● **TASK TO COMPLETE**
Provide only the number of lines in the listing that contain the string "this".

● **PROVIDED MATERIAL**
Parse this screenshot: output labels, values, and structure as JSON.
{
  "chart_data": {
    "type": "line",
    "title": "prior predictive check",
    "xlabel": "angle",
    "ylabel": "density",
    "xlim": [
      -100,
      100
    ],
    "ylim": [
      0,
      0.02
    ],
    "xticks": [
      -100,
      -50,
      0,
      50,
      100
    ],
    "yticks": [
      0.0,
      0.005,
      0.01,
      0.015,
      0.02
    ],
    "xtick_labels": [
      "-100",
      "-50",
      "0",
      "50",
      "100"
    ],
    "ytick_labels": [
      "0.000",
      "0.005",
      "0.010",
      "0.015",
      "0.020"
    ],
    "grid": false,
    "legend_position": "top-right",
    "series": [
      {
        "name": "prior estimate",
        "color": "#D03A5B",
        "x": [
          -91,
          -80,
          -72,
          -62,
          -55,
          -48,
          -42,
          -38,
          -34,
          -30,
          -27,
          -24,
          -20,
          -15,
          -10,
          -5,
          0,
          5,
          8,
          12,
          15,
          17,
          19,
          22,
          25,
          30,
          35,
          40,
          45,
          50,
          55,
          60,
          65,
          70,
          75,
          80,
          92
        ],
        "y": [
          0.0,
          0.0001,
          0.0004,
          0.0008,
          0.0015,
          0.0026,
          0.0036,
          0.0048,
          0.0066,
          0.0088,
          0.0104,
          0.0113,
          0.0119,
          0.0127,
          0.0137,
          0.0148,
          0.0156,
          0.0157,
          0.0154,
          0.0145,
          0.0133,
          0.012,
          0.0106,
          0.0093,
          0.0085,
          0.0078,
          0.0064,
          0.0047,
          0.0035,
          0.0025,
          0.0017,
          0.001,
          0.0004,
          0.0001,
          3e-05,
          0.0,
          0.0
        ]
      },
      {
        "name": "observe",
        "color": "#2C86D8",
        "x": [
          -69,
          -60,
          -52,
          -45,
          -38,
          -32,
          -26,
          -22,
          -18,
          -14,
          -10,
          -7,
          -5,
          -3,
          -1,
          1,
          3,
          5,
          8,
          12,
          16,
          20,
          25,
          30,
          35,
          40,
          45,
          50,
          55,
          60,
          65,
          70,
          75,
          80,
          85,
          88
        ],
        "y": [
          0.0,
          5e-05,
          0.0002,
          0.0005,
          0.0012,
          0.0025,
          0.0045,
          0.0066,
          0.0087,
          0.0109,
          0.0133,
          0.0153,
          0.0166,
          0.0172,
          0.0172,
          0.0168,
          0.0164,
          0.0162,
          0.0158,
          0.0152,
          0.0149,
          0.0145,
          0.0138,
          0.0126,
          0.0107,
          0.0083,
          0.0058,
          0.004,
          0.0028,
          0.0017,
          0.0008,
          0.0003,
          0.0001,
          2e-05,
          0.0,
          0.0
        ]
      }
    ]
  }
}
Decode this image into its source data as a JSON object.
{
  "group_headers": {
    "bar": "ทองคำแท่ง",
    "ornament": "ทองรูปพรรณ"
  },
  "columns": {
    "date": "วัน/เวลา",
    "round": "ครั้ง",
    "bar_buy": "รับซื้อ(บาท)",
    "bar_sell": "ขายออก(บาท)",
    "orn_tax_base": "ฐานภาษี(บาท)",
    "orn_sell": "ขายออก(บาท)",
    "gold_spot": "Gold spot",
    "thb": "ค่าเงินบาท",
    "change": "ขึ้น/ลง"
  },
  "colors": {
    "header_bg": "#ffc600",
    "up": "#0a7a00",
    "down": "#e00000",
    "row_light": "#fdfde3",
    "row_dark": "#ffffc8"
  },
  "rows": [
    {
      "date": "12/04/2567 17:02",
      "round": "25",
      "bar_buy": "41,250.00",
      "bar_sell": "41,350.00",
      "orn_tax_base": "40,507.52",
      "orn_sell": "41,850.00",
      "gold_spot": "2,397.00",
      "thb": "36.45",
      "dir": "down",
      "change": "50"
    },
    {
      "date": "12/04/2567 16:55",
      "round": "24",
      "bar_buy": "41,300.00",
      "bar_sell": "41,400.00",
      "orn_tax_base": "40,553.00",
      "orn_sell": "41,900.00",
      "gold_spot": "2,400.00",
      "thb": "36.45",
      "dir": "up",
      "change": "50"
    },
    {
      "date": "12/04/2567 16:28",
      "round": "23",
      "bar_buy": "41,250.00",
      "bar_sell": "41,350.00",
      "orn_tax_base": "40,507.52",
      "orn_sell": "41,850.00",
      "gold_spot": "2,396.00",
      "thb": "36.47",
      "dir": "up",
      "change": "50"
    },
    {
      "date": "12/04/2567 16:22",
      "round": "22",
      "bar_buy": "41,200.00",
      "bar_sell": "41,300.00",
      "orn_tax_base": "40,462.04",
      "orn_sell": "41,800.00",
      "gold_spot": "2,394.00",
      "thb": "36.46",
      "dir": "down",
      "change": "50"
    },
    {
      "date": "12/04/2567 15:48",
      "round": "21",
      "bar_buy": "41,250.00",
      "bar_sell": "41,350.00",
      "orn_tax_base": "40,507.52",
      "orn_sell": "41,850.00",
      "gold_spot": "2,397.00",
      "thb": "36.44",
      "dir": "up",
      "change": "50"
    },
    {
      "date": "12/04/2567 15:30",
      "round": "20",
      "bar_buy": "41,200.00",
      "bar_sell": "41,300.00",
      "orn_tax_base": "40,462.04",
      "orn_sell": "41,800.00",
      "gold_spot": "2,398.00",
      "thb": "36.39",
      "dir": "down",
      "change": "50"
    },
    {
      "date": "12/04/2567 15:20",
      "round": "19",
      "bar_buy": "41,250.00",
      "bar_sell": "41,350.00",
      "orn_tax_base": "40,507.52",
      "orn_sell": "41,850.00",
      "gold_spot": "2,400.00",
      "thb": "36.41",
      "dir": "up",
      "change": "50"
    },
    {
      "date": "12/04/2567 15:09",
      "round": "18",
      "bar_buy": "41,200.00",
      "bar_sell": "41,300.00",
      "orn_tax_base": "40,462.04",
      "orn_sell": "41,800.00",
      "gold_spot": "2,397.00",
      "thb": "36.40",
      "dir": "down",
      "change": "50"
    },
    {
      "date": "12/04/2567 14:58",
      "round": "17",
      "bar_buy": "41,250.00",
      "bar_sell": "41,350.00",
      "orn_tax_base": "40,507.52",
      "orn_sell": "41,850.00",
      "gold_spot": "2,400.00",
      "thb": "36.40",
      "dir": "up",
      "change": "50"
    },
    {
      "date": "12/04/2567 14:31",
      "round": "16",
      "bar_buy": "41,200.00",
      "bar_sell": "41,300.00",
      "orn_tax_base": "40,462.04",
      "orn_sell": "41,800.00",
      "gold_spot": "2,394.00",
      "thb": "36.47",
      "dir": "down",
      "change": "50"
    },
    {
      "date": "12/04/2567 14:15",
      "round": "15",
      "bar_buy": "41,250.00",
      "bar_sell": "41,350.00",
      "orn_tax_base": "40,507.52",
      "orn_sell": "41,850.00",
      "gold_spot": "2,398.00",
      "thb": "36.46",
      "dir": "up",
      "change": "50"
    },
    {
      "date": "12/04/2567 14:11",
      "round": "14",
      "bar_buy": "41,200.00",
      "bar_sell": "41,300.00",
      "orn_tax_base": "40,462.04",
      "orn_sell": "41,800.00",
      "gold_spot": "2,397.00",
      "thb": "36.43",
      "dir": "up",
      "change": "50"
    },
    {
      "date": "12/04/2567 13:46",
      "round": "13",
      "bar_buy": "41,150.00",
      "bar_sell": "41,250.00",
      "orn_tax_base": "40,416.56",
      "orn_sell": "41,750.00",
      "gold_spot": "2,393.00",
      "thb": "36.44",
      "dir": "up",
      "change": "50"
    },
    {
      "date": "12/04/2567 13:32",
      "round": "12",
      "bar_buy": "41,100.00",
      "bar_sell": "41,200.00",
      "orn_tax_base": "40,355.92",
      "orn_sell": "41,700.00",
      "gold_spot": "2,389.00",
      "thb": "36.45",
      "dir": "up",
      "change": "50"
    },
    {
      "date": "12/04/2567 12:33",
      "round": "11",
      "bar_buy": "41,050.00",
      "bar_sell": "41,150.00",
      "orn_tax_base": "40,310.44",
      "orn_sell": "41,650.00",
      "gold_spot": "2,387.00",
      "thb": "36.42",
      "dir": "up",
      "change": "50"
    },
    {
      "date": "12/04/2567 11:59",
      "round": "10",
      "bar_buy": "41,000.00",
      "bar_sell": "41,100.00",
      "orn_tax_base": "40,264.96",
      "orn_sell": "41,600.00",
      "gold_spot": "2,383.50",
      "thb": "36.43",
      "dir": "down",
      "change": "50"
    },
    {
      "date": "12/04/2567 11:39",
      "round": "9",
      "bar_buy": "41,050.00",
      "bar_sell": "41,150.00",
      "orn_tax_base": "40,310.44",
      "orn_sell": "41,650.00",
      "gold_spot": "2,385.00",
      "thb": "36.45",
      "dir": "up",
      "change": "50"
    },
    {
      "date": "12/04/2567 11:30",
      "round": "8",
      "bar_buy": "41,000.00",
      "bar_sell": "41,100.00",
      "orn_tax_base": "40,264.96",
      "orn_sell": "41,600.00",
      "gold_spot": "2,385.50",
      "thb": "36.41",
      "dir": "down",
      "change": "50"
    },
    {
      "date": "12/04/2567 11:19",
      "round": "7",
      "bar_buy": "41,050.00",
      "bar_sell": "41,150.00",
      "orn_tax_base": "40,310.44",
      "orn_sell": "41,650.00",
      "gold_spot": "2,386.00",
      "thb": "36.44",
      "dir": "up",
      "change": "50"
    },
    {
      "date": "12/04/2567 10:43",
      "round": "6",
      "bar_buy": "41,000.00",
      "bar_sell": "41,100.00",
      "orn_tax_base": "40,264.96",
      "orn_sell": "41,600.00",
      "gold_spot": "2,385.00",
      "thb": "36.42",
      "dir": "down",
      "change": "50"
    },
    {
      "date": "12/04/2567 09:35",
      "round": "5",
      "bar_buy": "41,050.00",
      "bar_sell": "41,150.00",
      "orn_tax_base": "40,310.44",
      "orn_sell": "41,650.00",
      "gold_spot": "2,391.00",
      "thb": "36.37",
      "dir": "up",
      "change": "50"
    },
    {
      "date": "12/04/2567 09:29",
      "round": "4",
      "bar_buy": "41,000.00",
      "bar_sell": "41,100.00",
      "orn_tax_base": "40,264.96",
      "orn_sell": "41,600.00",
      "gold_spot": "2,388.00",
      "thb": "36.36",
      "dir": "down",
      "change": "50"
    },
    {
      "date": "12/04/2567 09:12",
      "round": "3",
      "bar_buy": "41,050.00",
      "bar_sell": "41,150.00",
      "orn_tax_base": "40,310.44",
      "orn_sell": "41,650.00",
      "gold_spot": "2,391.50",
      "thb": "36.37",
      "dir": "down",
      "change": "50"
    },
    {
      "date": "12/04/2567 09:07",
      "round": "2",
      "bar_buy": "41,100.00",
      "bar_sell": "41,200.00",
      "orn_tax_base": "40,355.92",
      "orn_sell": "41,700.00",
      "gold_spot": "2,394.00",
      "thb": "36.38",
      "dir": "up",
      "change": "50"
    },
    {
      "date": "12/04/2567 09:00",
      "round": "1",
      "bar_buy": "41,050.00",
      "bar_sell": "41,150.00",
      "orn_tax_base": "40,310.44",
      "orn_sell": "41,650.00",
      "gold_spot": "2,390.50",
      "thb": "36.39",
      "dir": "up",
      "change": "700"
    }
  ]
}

● **WRITTEN RESPONSE**
2